--- start ---

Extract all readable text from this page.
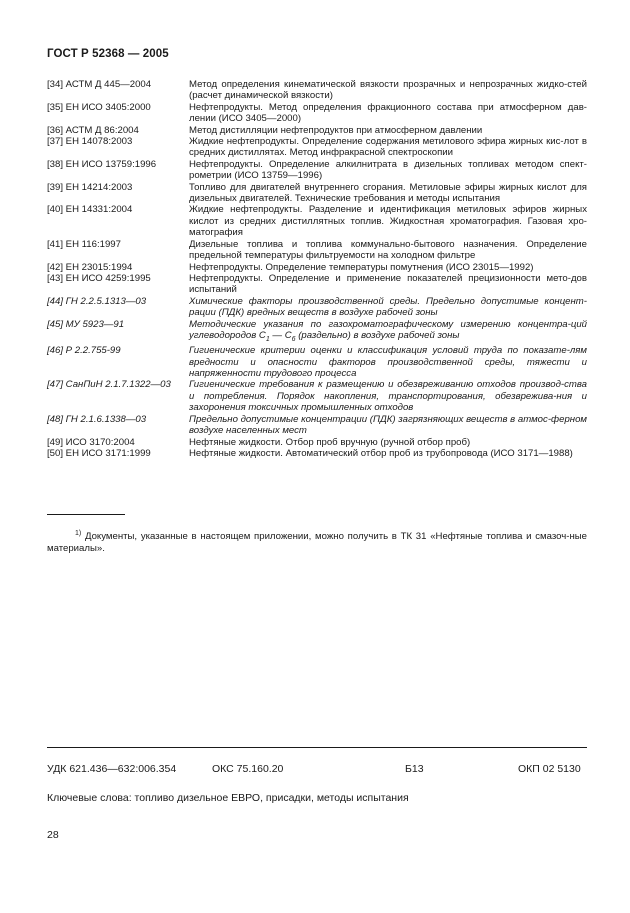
ГОСТ Р 52368 — 2005
[34] АСТМ Д 445—2004	Метод определения кинематической вязкости прозрачных и непрозрачных жидко-стей (расчет динамической вязкости)
[35] ЕН ИСО 3405:2000	Нефтепродукты. Метод определения фракционного состава при атмосферном дав-лении (ИСО 3405—2000)
[36] АСТМ Д 86:2004	Метод дистилляции нефтепродуктов при атмосферном давлении
[37] ЕН 14078:2003	Жидкие нефтепродукты. Определение содержания метилового эфира жирных кис-лот в средних дистиллятах. Метод инфракрасной спектроскопии
[38] ЕН ИСО 13759:1996	Нефтепродукты. Определение алкилнитрата в дизельных топливах методом спект-рометрии (ИСО 13759—1996)
[39] ЕН 14214:2003	Топливо для двигателей внутреннего сгорания. Метиловые эфиры жирных кислот для дизельных двигателей. Технические требования и методы испытания
[40] ЕН 14331:2004	Жидкие нефтепродукты. Разделение и идентификация метиловых эфиров жирных кислот из средних дистиллятных топлив. Жидкостная хроматография. Газовая хро-матография
[41] ЕН 116:1997	Дизельные топлива и топлива коммунально-бытового назначения. Определение предельной температуры фильтруемости на холодном фильтре
[42] ЕН 23015:1994	Нефтепродукты. Определение температуры помутнения (ИСО 23015—1992)
[43] ЕН ИСО 4259:1995	Нефтепродукты. Определение и применение показателей прецизионности мето-дов испытаний
[44] ГН 2.2.5.1313—03	Химические факторы производственной среды. Предельно допустимые концент-рации (ПДК) вредных веществ в воздухе рабочей зоны
[45] МУ 5923—91	Методические указания по газохроматографическому измерению концентра-ций углеводородов $С_1$ — $С_6$ (раздельно) в воздухе рабочей зоны
[46] Р 2.2.755-99	Гигиенические критерии оценки и классификация условий труда по показате-лям вредности и опасности факторов производственной среды, тяжести и напряженности трудового процесса
[47] СанПиН 2.1.7.1322—03	Гигиенические требования к размещению и обезвреживанию отходов производ-ства и потребления. Порядок накопления, транспортирования, обезврежива-ния и захоронения токсичных промышленных отходов
[48] ГН 2.1.6.1338—03	Предельно допустимые концентрации (ПДК) загрязняющих веществ в атмос-ферном воздухе населенных мест
[49] ИСО 3170:2004	Нефтяные жидкости. Отбор проб вручную (ручной отбор проб)
[50] ЕН ИСО 3171:1999	Нефтяные жидкости. Автоматический отбор проб из трубопровода (ИСО 3171—1988)
$^{1)}$ Документы, указанные в настоящем приложении, можно получить в ТК 31 «Нефтяные топлива и смазоч-ные материалы».
УДК 621.436—632:006.354	ОКС 75.160.20	Б13	ОКП 02 5130
Ключевые слова: топливо дизельное ЕВРО, присадки, методы испытания
28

--- end ---

[YOUR INSTRUCTIONS]: From the records given above, reproduce all text exactly and exclude each picture.

[THE ANSWER]:
Extract all readable text from this page.
ГОСТ Р 52368 — 2005
[34] АСТМ Д 445—2004	Метод определения кинематической вязкости прозрачных и непрозрачных жидко-стей (расчет динамической вязкости)
[35] ЕН ИСО 3405:2000	Нефтепродукты. Метод определения фракционного состава при атмосферном дав-лении (ИСО 3405—2000)
[36] АСТМ Д 86:2004	Метод дистилляции нефтепродуктов при атмосферном давлении
[37] ЕН 14078:2003	Жидкие нефтепродукты. Определение содержания метилового эфира жирных кис-лот в средних дистиллятах. Метод инфракрасной спектроскопии
[38] ЕН ИСО 13759:1996	Нефтепродукты. Определение алкилнитрата в дизельных топливах методом спект-рометрии (ИСО 13759—1996)
[39] ЕН 14214:2003	Топливо для двигателей внутреннего сгорания. Метиловые эфиры жирных кислот для дизельных двигателей. Технические требования и методы испытания
[40] ЕН 14331:2004	Жидкие нефтепродукты. Разделение и идентификация метиловых эфиров жирных кислот из средних дистиллятных топлив. Жидкостная хроматография. Газовая хро-матография
[41] ЕН 116:1997	Дизельные топлива и топлива коммунально-бытового назначения. Определение предельной температуры фильтруемости на холодном фильтре
[42] ЕН 23015:1994	Нефтепродукты. Определение температуры помутнения (ИСО 23015—1992)
[43] ЕН ИСО 4259:1995	Нефтепродукты. Определение и применение показателей прецизионности мето-дов испытаний
[44] ГН 2.2.5.1313—03	Химические факторы производственной среды. Предельно допустимые концент-рации (ПДК) вредных веществ в воздухе рабочей зоны
[45] МУ 5923—91	Методические указания по газохроматографическому измерению концентра-ций углеводородов $С_1$ — $С_6$ (раздельно) в воздухе рабочей зоны
[46] Р 2.2.755-99	Гигиенические критерии оценки и классификация условий труда по показате-лям вредности и опасности факторов производственной среды, тяжести и напряженности трудового процесса
[47] СанПиН 2.1.7.1322—03	Гигиенические требования к размещению и обезвреживанию отходов производ-ства и потребления. Порядок накопления, транспортирования, обезврежива-ния и захоронения токсичных промышленных отходов
[48] ГН 2.1.6.1338—03	Предельно допустимые концентрации (ПДК) загрязняющих веществ в атмос-ферном воздухе населенных мест
[49] ИСО 3170:2004	Нефтяные жидкости. Отбор проб вручную (ручной отбор проб)
[50] ЕН ИСО 3171:1999	Нефтяные жидкости. Автоматический отбор проб из трубопровода (ИСО 3171—1988)
$^{1)}$ Документы, указанные в настоящем приложении, можно получить в ТК 31 «Нефтяные топлива и смазоч-ные материалы».
УДК 621.436—632:006.354	ОКС 75.160.20	Б13	ОКП 02 5130
Ключевые слова: топливо дизельное ЕВРО, присадки, методы испытания
28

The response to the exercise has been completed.